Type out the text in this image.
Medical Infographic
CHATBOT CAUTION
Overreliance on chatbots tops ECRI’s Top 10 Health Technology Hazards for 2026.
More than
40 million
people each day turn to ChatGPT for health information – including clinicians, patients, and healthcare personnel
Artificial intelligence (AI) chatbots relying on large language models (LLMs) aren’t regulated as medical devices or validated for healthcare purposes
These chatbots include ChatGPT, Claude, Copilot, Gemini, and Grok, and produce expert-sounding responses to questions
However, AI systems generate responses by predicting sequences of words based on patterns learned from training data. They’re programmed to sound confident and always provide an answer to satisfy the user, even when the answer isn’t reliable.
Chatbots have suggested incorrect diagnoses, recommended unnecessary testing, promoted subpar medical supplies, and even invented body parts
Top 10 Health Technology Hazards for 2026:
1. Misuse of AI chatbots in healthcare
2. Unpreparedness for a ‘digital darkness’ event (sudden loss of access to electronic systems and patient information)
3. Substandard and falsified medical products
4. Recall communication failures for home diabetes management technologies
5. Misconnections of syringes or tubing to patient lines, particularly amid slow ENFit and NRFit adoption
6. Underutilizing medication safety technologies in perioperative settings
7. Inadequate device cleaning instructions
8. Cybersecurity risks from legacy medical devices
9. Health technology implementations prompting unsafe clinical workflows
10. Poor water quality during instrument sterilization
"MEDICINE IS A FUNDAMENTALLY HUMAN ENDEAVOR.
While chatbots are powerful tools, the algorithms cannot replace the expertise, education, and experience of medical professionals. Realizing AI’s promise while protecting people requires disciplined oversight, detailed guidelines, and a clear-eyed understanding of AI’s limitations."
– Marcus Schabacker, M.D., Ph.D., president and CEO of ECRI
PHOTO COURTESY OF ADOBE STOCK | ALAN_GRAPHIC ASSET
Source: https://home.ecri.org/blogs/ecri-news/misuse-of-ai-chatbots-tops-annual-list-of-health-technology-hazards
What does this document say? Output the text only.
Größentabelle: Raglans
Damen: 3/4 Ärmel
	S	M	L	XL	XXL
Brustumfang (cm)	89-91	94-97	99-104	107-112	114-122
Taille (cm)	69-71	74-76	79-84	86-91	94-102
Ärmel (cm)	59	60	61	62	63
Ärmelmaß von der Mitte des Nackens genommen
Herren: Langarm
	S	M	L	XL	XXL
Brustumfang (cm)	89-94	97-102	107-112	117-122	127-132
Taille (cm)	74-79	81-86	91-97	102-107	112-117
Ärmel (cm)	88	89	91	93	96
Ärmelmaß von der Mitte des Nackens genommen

++++++++++++++++++++

> **Work instruction**: Begin with the line holding "What does this" and end with the last line of the material. Copy all of them exactly.

> **The answer**:
What does this document say? Output the text only.
Größentabelle: Raglans
Damen: 3/4 Ärmel
	S	M	L	XL	XXL
Brustumfang (cm)	89-91	94-97	99-104	107-112	114-122
Taille (cm)	69-71	74-76	79-84	86-91	94-102
Ärmel (cm)	59	60	61	62	63
Ärmelmaß von der Mitte des Nackens genommen
Herren: Langarm
	S	M	L	XL	XXL
Brustumfang (cm)	89-94	97-102	107-112	117-122	127-132
Taille (cm)	74-79	81-86	91-97	102-107	112-117
Ärmel (cm)	88	89	91	93	96
Ärmelmaß von der Mitte des Nackens genommen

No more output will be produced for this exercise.